----- PROVIDED INFORMATION -----
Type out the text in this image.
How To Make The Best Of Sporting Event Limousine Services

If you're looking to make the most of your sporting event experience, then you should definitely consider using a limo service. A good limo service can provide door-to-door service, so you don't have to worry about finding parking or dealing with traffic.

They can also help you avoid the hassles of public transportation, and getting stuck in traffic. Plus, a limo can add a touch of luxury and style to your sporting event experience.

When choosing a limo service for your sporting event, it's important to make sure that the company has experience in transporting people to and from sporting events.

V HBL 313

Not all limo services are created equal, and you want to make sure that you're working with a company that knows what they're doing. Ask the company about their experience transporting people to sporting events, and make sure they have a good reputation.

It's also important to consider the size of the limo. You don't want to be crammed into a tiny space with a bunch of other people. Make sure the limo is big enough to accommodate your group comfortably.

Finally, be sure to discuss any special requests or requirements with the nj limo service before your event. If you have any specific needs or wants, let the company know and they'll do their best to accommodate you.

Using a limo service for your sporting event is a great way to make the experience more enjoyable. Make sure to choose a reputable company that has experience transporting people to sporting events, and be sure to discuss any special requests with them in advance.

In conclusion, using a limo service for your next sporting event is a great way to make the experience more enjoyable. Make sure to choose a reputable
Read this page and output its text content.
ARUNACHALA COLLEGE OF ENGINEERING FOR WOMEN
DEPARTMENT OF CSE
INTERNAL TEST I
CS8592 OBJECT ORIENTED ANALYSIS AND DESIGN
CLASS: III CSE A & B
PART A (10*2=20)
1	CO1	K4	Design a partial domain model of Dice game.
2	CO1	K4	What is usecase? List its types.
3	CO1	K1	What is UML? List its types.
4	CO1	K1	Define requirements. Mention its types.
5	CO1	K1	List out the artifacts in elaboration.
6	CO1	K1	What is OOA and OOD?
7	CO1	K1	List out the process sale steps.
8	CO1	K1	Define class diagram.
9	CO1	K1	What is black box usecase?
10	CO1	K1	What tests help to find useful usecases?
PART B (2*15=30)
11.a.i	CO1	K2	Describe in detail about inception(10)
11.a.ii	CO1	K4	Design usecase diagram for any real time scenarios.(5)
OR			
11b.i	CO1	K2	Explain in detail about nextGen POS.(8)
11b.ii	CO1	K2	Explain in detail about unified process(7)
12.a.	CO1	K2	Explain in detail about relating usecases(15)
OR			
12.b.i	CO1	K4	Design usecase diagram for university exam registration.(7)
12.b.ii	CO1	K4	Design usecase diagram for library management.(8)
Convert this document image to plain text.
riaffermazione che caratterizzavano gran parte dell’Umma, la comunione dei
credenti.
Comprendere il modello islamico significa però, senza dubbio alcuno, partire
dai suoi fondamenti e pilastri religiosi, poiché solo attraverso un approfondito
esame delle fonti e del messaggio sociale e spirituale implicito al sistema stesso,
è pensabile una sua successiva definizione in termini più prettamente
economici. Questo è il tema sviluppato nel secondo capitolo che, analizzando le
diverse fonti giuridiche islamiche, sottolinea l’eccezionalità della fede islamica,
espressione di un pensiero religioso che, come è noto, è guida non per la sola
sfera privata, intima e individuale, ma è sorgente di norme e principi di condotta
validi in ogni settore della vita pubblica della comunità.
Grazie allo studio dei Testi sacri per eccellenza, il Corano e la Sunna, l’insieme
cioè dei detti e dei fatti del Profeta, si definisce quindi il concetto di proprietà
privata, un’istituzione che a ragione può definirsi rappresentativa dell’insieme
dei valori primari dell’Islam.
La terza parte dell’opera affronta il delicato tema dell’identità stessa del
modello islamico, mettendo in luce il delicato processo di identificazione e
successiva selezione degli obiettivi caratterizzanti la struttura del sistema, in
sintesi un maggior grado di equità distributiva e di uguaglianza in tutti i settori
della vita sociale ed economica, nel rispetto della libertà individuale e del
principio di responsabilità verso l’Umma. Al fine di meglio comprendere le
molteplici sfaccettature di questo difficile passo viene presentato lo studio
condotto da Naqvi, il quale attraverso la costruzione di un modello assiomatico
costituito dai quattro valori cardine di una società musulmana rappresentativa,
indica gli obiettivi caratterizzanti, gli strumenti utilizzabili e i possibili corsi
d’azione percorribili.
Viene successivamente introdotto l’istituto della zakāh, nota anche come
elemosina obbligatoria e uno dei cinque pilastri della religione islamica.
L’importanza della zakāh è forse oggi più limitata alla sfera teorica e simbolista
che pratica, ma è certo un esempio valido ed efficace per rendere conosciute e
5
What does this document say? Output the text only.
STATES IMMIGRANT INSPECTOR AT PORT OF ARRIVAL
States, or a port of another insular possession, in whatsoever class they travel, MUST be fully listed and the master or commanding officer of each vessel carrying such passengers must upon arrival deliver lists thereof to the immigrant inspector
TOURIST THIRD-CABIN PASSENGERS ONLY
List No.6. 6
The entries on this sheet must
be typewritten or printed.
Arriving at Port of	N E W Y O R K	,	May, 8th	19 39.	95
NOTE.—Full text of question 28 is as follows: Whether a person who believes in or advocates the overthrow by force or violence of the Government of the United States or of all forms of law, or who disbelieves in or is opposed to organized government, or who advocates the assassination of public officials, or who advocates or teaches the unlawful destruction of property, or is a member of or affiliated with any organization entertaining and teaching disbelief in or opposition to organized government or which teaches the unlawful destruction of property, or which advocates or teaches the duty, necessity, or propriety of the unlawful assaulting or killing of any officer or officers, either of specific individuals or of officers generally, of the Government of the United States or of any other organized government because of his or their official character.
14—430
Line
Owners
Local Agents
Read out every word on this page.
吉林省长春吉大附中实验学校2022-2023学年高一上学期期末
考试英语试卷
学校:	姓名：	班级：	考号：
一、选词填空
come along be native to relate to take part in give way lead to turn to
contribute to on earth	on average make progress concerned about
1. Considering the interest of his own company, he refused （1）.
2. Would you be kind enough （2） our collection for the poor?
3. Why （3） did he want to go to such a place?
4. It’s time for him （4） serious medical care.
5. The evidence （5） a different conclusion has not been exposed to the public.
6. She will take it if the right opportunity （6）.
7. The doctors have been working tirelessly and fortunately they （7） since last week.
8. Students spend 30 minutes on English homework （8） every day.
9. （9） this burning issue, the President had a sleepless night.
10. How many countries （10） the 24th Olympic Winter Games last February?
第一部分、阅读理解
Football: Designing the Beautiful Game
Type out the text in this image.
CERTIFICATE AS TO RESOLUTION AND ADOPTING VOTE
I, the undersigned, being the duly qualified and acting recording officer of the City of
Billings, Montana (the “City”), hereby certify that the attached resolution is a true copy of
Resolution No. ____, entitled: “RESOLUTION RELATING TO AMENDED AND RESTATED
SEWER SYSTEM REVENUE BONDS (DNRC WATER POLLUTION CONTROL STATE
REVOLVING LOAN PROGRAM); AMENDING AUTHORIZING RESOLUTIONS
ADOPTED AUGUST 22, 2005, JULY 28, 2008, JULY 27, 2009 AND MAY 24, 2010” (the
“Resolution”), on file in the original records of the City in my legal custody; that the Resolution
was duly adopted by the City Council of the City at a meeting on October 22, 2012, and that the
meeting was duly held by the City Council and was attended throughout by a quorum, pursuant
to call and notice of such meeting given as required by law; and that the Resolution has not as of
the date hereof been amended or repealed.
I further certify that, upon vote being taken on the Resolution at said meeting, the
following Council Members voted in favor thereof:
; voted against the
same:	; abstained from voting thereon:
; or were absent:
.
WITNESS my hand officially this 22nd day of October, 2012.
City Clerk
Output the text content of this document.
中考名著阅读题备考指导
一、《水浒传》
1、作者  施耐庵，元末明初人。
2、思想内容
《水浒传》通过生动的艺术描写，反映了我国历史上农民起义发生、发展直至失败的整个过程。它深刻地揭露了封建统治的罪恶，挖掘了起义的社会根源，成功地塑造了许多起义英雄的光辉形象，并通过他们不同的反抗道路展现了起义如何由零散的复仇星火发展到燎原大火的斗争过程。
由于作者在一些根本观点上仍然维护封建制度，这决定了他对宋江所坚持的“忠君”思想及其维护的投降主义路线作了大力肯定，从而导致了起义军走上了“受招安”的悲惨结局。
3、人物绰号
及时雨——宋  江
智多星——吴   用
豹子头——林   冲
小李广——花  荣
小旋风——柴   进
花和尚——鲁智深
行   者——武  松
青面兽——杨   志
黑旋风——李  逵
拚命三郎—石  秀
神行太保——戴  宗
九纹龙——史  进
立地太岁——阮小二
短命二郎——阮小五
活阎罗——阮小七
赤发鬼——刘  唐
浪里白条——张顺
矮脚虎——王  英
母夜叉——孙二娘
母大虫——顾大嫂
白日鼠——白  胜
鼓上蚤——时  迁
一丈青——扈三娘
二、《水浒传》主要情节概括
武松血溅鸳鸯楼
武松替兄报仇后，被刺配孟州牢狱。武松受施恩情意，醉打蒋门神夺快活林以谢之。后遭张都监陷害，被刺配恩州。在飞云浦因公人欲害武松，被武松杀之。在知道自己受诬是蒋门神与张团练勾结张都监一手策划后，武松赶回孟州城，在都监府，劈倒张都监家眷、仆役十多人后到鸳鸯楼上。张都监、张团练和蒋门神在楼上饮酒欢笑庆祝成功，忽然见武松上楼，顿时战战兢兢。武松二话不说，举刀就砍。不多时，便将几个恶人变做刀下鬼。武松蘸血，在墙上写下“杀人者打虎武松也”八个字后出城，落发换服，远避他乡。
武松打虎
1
-----
GOAL: Write out once more the lines above beginning at the line with "Output the text content of this document."; continue through the final line and stop there.

SOLUTION:
Output the text content of this document.
中考名著阅读题备考指导
一、《水浒传》
1、作者  施耐庵，元末明初人。
2、思想内容
《水浒传》通过生动的艺术描写，反映了我国历史上农民起义发生、发展直至失败的整个过程。它深刻地揭露了封建统治的罪恶，挖掘了起义的社会根源，成功地塑造了许多起义英雄的光辉形象，并通过他们不同的反抗道路展现了起义如何由零散的复仇星火发展到燎原大火的斗争过程。
由于作者在一些根本观点上仍然维护封建制度，这决定了他对宋江所坚持的“忠君”思想及其维护的投降主义路线作了大力肯定，从而导致了起义军走上了“受招安”的悲惨结局。
3、人物绰号
及时雨——宋  江
智多星——吴   用
豹子头——林   冲
小李广——花  荣
小旋风——柴   进
花和尚——鲁智深
行   者——武  松
青面兽——杨   志
黑旋风——李  逵
拚命三郎—石  秀
神行太保——戴  宗
九纹龙——史  进
立地太岁——阮小二
短命二郎——阮小五
活阎罗——阮小七
赤发鬼——刘  唐
浪里白条——张顺
矮脚虎——王  英
母夜叉——孙二娘
母大虫——顾大嫂
白日鼠——白  胜
鼓上蚤——时  迁
一丈青——扈三娘
二、《水浒传》主要情节概括
武松血溅鸳鸯楼
武松替兄报仇后，被刺配孟州牢狱。武松受施恩情意，醉打蒋门神夺快活林以谢之。后遭张都监陷害，被刺配恩州。在飞云浦因公人欲害武松，被武松杀之。在知道自己受诬是蒋门神与张团练勾结张都监一手策划后，武松赶回孟州城，在都监府，劈倒张都监家眷、仆役十多人后到鸳鸯楼上。张都监、张团练和蒋门神在楼上饮酒欢笑庆祝成功，忽然见武松上楼，顿时战战兢兢。武松二话不说，举刀就砍。不多时，便将几个恶人变做刀下鬼。武松蘸血，在墙上写下“杀人者打虎武松也”八个字后出城，落发换服，远避他乡。
武松打虎
1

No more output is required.